[Figure data in JSON]
____
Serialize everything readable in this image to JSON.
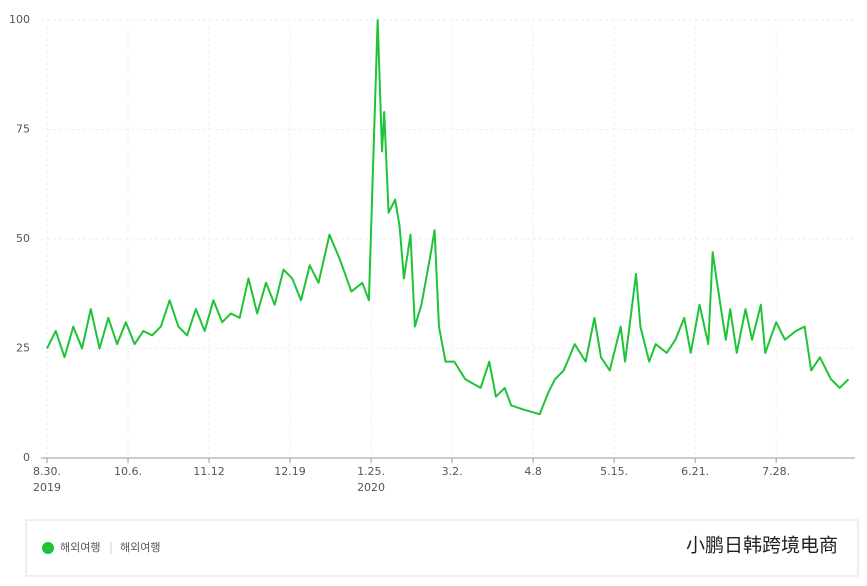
{
  "chart_data": {
    "type": "line",
    "x": [
      0,
      4,
      8,
      12,
      16,
      20,
      24,
      28,
      32,
      36,
      40,
      44,
      48,
      52,
      56,
      60,
      64,
      68,
      72,
      76,
      80,
      84,
      88,
      92,
      96,
      100,
      104,
      108,
      112,
      116,
      120,
      124,
      129,
      134,
      139,
      144,
      147,
      151,
      153,
      154,
      156,
      159,
      161,
      163,
      166,
      168,
      171,
      175,
      177,
      179,
      182,
      186,
      191,
      198,
      202,
      205,
      209,
      212,
      218,
      225,
      229,
      232,
      236,
      241,
      246,
      250,
      253,
      257,
      262,
      264,
      269,
      271,
      275,
      278,
      283,
      287,
      291,
      294,
      298,
      302,
      304,
      306,
      310,
      312,
      315,
      319,
      322,
      326,
      328,
      333,
      337,
      342,
      346,
      349,
      353,
      358,
      362,
      366
    ],
    "series": [
      {
        "name": "해외여행",
        "color": "#1ec337",
        "values": [
          25,
          29,
          23,
          30,
          25,
          34,
          25,
          32,
          26,
          31,
          26,
          29,
          28,
          30,
          36,
          30,
          28,
          34,
          29,
          36,
          31,
          33,
          32,
          41,
          33,
          40,
          35,
          43,
          41,
          36,
          44,
          40,
          51,
          45,
          38,
          40,
          36,
          100,
          70,
          79,
          56,
          59,
          53,
          41,
          51,
          30,
          35,
          46,
          52,
          30,
          22,
          22,
          18,
          16,
          22,
          14,
          16,
          12,
          11,
          10,
          15,
          18,
          20,
          26,
          22,
          32,
          23,
          20,
          30,
          22,
          42,
          30,
          22,
          26,
          24,
          27,
          32,
          24,
          35,
          26,
          47,
          40,
          27,
          34,
          24,
          34,
          27,
          35,
          24,
          31,
          27,
          29,
          30,
          20,
          23,
          18,
          16,
          18
        ]
      }
    ],
    "xlim": [
      0,
      369
    ],
    "xticks": [
      {
        "value": 0,
        "label": "8.30."
      },
      {
        "value": 37,
        "label": "10.6."
      },
      {
        "value": 74,
        "label": "11.12"
      },
      {
        "value": 111,
        "label": "12.19"
      },
      {
        "value": 148,
        "label": "1.25."
      },
      {
        "value": 185,
        "label": "3.2."
      },
      {
        "value": 222,
        "label": "4.8"
      },
      {
        "value": 259,
        "label": "5.15."
      },
      {
        "value": 296,
        "label": "6.21."
      },
      {
        "value": 333,
        "label": "7.28."
      }
    ],
    "year_labels": [
      {
        "value": 0,
        "label": "2019"
      },
      {
        "value": 148,
        "label": "2020"
      }
    ],
    "ylim": [
      0,
      100
    ],
    "yticks": [
      0,
      25,
      50,
      75,
      100
    ],
    "grid": true,
    "legend_extra": "해외여행",
    "watermark": "小鹏日韩跨境电商"
  }
}
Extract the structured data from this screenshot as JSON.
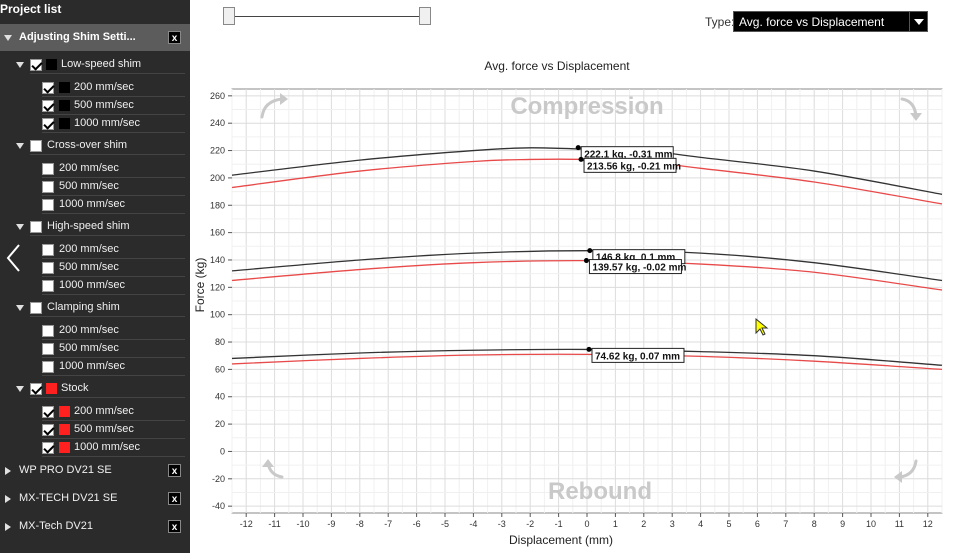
{
  "sidebar": {
    "title": "Project list",
    "active_project": {
      "label": "Adjusting Shim Setti...",
      "close": "x"
    },
    "groups": [
      {
        "label": "Low-speed shim",
        "checked": true,
        "swatch": "#000000",
        "items": [
          {
            "label": "200 mm/sec",
            "checked": true,
            "swatch": "#000000"
          },
          {
            "label": "500 mm/sec",
            "checked": true,
            "swatch": "#000000"
          },
          {
            "label": "1000 mm/sec",
            "checked": true,
            "swatch": "#000000"
          }
        ]
      },
      {
        "label": "Cross-over shim",
        "checked": false,
        "items": [
          {
            "label": "200 mm/sec",
            "checked": false
          },
          {
            "label": "500 mm/sec",
            "checked": false
          },
          {
            "label": "1000 mm/sec",
            "checked": false
          }
        ]
      },
      {
        "label": "High-speed shim",
        "checked": false,
        "items": [
          {
            "label": "200 mm/sec",
            "checked": false
          },
          {
            "label": "500 mm/sec",
            "checked": false
          },
          {
            "label": "1000 mm/sec",
            "checked": false
          }
        ]
      },
      {
        "label": "Clamping shim",
        "checked": false,
        "items": [
          {
            "label": "200 mm/sec",
            "checked": false
          },
          {
            "label": "500 mm/sec",
            "checked": false
          },
          {
            "label": "1000 mm/sec",
            "checked": false
          }
        ]
      },
      {
        "label": "Stock",
        "checked": true,
        "swatch": "#ff2020",
        "items": [
          {
            "label": "200 mm/sec",
            "checked": true,
            "swatch": "#ff2020"
          },
          {
            "label": "500 mm/sec",
            "checked": true,
            "swatch": "#ff2020"
          },
          {
            "label": "1000 mm/sec",
            "checked": true,
            "swatch": "#ff2020"
          }
        ]
      }
    ],
    "other_projects": [
      {
        "label": "WP PRO DV21 SE",
        "close": "x"
      },
      {
        "label": "MX-TECH DV21 SE",
        "close": "x"
      },
      {
        "label": "MX-Tech DV21",
        "close": "x"
      }
    ],
    "collapse_icon": "chevron-left-icon"
  },
  "toolbar": {
    "range_slider": {
      "min_fraction": 0.0,
      "max_fraction": 1.0
    },
    "type_label": "Type:",
    "type_value": "Avg. force vs Displacement"
  },
  "chart_data": {
    "type": "line",
    "title": "Avg. force vs Displacement",
    "xlabel": "Displacement (mm)",
    "ylabel": "Force (kg)",
    "xlim": [
      -12.5,
      12.5
    ],
    "ylim": [
      -45,
      265
    ],
    "xticks": [
      -12,
      -11,
      -10,
      -9,
      -8,
      -7,
      -6,
      -5,
      -4,
      -3,
      -2,
      -1,
      0,
      1,
      2,
      3,
      4,
      5,
      6,
      7,
      8,
      9,
      10,
      11,
      12
    ],
    "yticks": [
      -40,
      -20,
      0,
      20,
      40,
      60,
      80,
      100,
      120,
      140,
      160,
      180,
      200,
      220,
      240,
      260
    ],
    "grid": true,
    "watermarks": {
      "top": "Compression",
      "bottom": "Rebound"
    },
    "series": [
      {
        "color": "#333333",
        "x": [
          -12.5,
          -8,
          -4,
          -2,
          0,
          2,
          4,
          8,
          12.5
        ],
        "values": [
          202,
          213,
          220,
          222,
          221,
          220,
          215,
          205,
          188
        ]
      },
      {
        "color": "#e84a4a",
        "x": [
          -12.5,
          -8,
          -4,
          -2,
          0,
          2,
          4,
          8,
          12.5
        ],
        "values": [
          193,
          205,
          212,
          213.5,
          213.5,
          212,
          207,
          197,
          181
        ]
      },
      {
        "color": "#333333",
        "x": [
          -12.5,
          -8,
          -4,
          0,
          4,
          8,
          12.5
        ],
        "values": [
          132,
          140,
          145,
          146.8,
          145,
          138,
          125
        ]
      },
      {
        "color": "#e84a4a",
        "x": [
          -12.5,
          -8,
          -4,
          0,
          4,
          8,
          12.5
        ],
        "values": [
          125,
          133,
          138,
          139.5,
          137,
          131,
          118
        ]
      },
      {
        "color": "#333333",
        "x": [
          -12.5,
          -8,
          -4,
          0,
          4,
          8,
          12.5
        ],
        "values": [
          68,
          72,
          74,
          74.6,
          73,
          70,
          63
        ]
      },
      {
        "color": "#e84a4a",
        "x": [
          -12.5,
          -8,
          -4,
          0,
          4,
          8,
          12.5
        ],
        "values": [
          64,
          68,
          70.5,
          71,
          69.5,
          66,
          60
        ]
      }
    ],
    "annotations": [
      {
        "text": "222.1 kg, -0.31 mm",
        "x": -0.31,
        "y": 222.1,
        "series": 0
      },
      {
        "text": "213.56 kg, -0.21 mm",
        "x": -0.21,
        "y": 213.56,
        "series": 1
      },
      {
        "text": "146.8 kg, 0.1 mm",
        "x": 0.1,
        "y": 146.8,
        "series": 2
      },
      {
        "text": "139.57 kg, -0.02 mm",
        "x": -0.02,
        "y": 139.57,
        "series": 3
      },
      {
        "text": "74.62 kg, 0.07 mm",
        "x": 0.07,
        "y": 74.62,
        "series": 4
      }
    ]
  }
}
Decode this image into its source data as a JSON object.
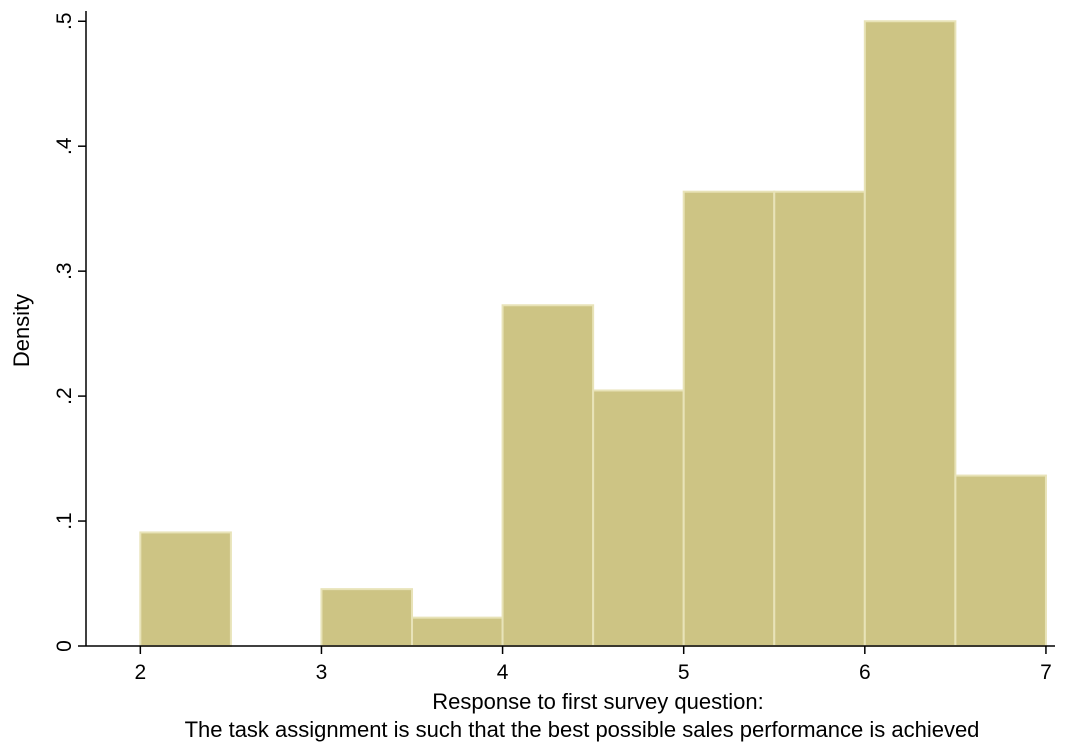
{
  "colors": {
    "bar_fill": "#cdc484",
    "bar_stroke": "#e8e3b8",
    "axis": "#000000",
    "background": "#ffffff"
  },
  "chart_data": {
    "type": "bar",
    "title": "",
    "ylabel": "Density",
    "xlabel_lines": [
      "Response to first survey question:",
      "The task assignment is such that the best possible sales performance is achieved"
    ],
    "bin_width": 0.5,
    "bins": [
      {
        "start": 2.0,
        "end": 2.5,
        "value": 0.0909
      },
      {
        "start": 3.0,
        "end": 3.5,
        "value": 0.0455
      },
      {
        "start": 3.5,
        "end": 4.0,
        "value": 0.0227
      },
      {
        "start": 4.0,
        "end": 4.5,
        "value": 0.2727
      },
      {
        "start": 4.5,
        "end": 5.0,
        "value": 0.2045
      },
      {
        "start": 5.0,
        "end": 5.5,
        "value": 0.3636
      },
      {
        "start": 5.5,
        "end": 6.0,
        "value": 0.3636
      },
      {
        "start": 6.0,
        "end": 6.5,
        "value": 0.5
      },
      {
        "start": 6.5,
        "end": 7.0,
        "value": 0.1364
      }
    ],
    "xlim": [
      1.7,
      7.05
    ],
    "ylim": [
      0,
      0.505
    ],
    "x_ticks": [
      {
        "v": 2,
        "label": "2"
      },
      {
        "v": 3,
        "label": "3"
      },
      {
        "v": 4,
        "label": "4"
      },
      {
        "v": 5,
        "label": "5"
      },
      {
        "v": 6,
        "label": "6"
      },
      {
        "v": 7,
        "label": "7"
      }
    ],
    "y_ticks": [
      {
        "v": 0,
        "label": "0"
      },
      {
        "v": 0.1,
        "label": ".1"
      },
      {
        "v": 0.2,
        "label": ".2"
      },
      {
        "v": 0.3,
        "label": ".3"
      },
      {
        "v": 0.4,
        "label": ".4"
      },
      {
        "v": 0.5,
        "label": ".5"
      }
    ],
    "grid": false,
    "legend": "none"
  }
}
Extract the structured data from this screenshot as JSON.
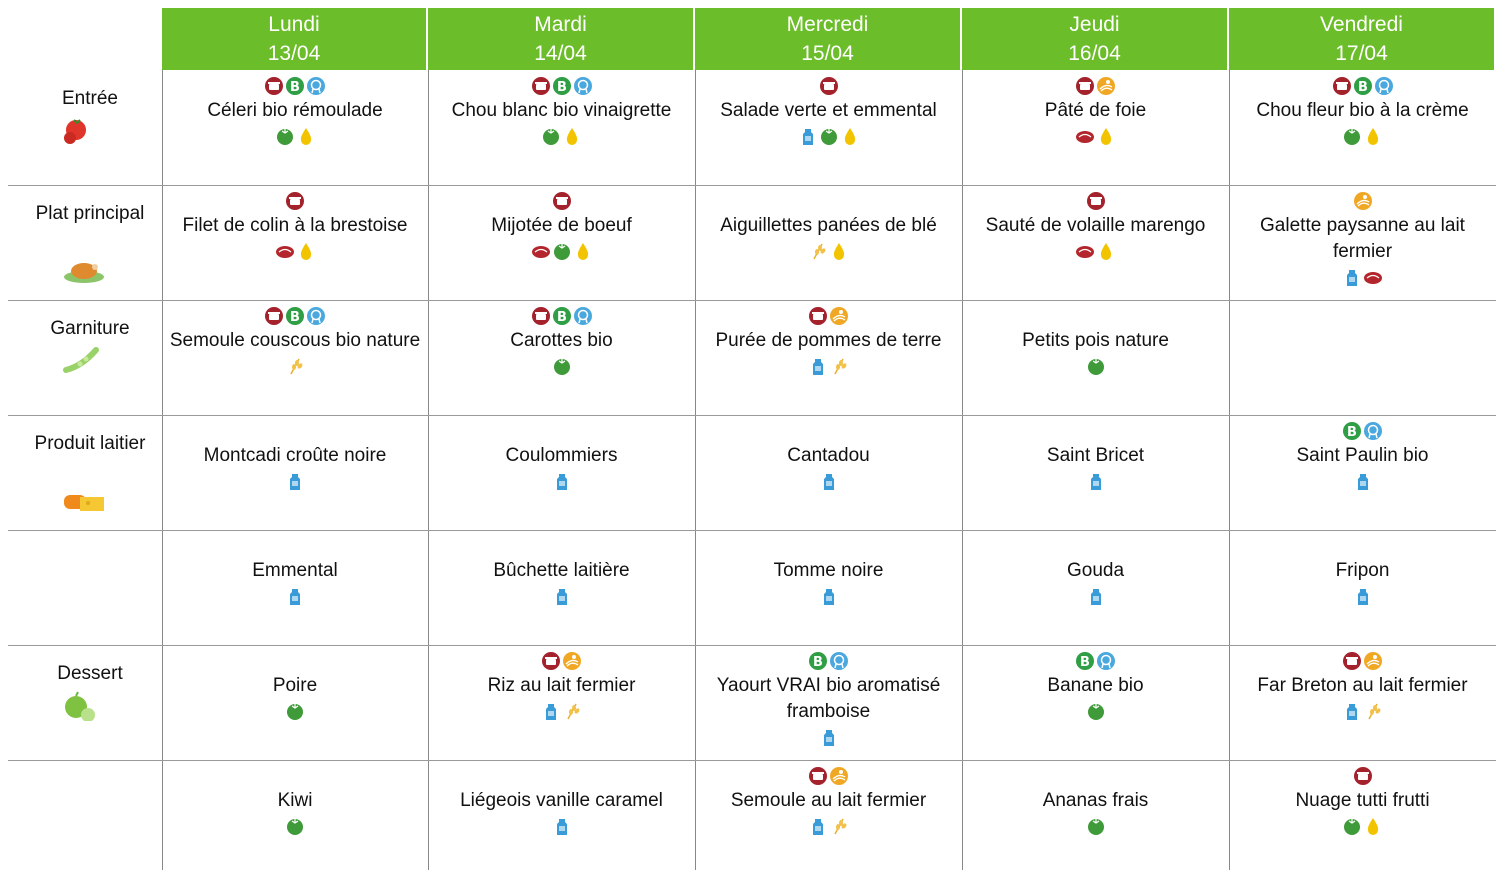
{
  "header": {
    "days": [
      {
        "name": "Lundi",
        "date": "13/04"
      },
      {
        "name": "Mardi",
        "date": "14/04"
      },
      {
        "name": "Mercredi",
        "date": "15/04"
      },
      {
        "name": "Jeudi",
        "date": "16/04"
      },
      {
        "name": "Vendredi",
        "date": "17/04"
      }
    ]
  },
  "table": {
    "rows": [
      {
        "label": "Entrée",
        "cells": [
          "Céleri bio rémoulade",
          "Chou blanc bio vinaigrette",
          "Salade verte et emmental",
          "Pâté de foie",
          "Chou fleur bio à la crème"
        ]
      },
      {
        "label": "Plat principal",
        "cells": [
          "Filet de colin à la brestoise",
          "Mijotée de boeuf",
          "Aiguillettes panées de blé",
          "Sauté de volaille marengo",
          "Galette paysanne au lait fermier"
        ]
      },
      {
        "label": "Garniture",
        "cells": [
          "Semoule couscous bio nature",
          "Carottes bio",
          "Purée de pommes de terre",
          "Petits pois nature",
          null
        ]
      },
      {
        "label": "Produit laitier",
        "cells": [
          "Montcadi croûte noire",
          "Coulommiers",
          "Cantadou",
          "Saint Bricet",
          "Saint Paulin bio"
        ]
      },
      {
        "label": null,
        "cells": [
          "Emmental",
          "Bûchette laitière",
          "Tomme noire",
          "Gouda",
          "Fripon"
        ]
      },
      {
        "label": "Dessert",
        "cells": [
          "Poire",
          "Riz au lait fermier",
          "Yaourt VRAI bio aromatisé framboise",
          "Banane bio",
          "Far Breton au lait fermier"
        ]
      },
      {
        "label": null,
        "cells": [
          "Kiwi",
          "Liégeois vanille caramel",
          "Semoule au lait fermier",
          "Ananas frais",
          "Nuage tutti frutti"
        ]
      }
    ]
  }
}
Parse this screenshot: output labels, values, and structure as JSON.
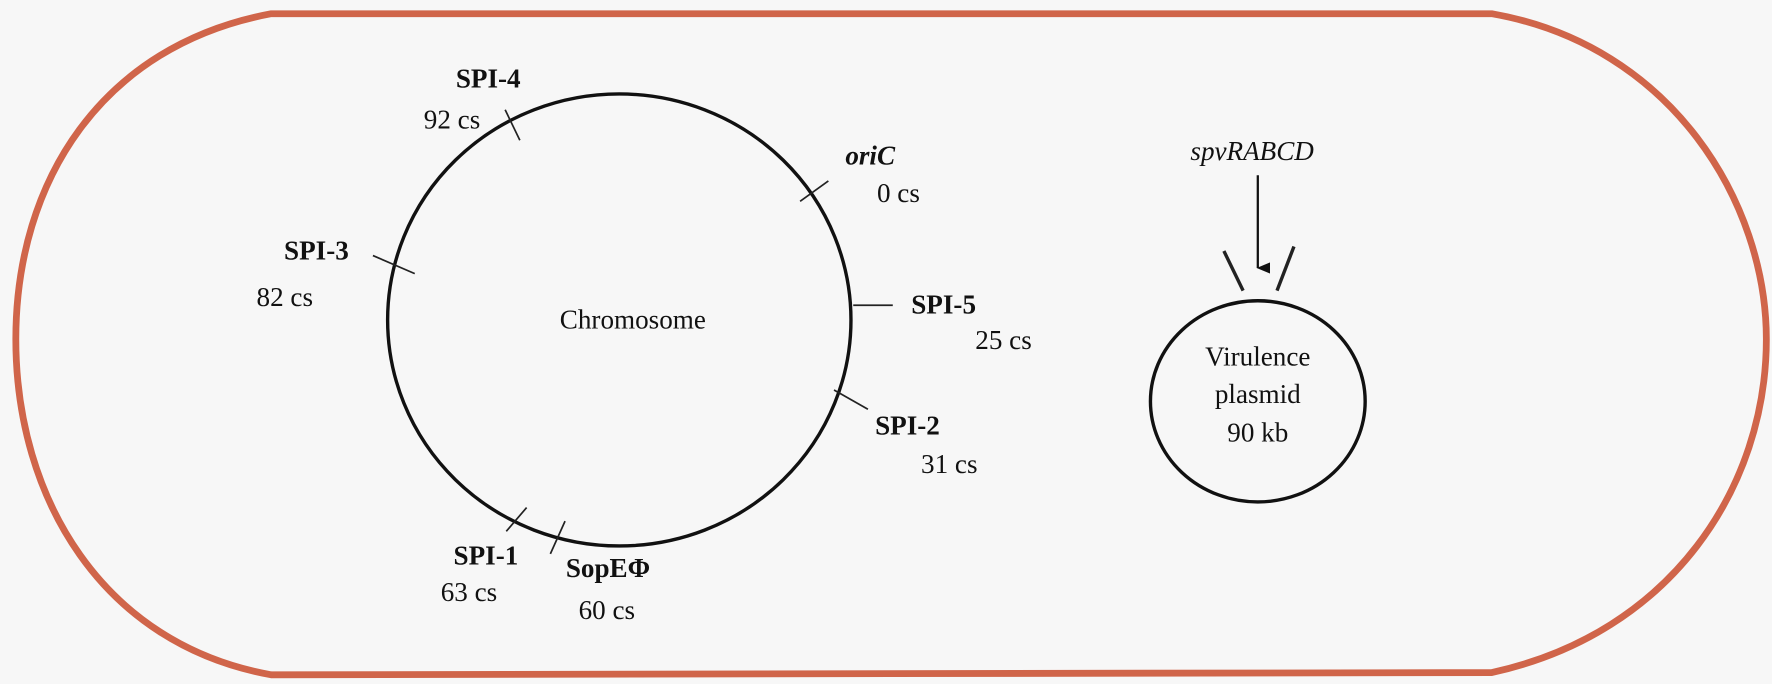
____
Task goal
Count the lines in the entries that hold the word "text", and give nothing but the total.

The solution
5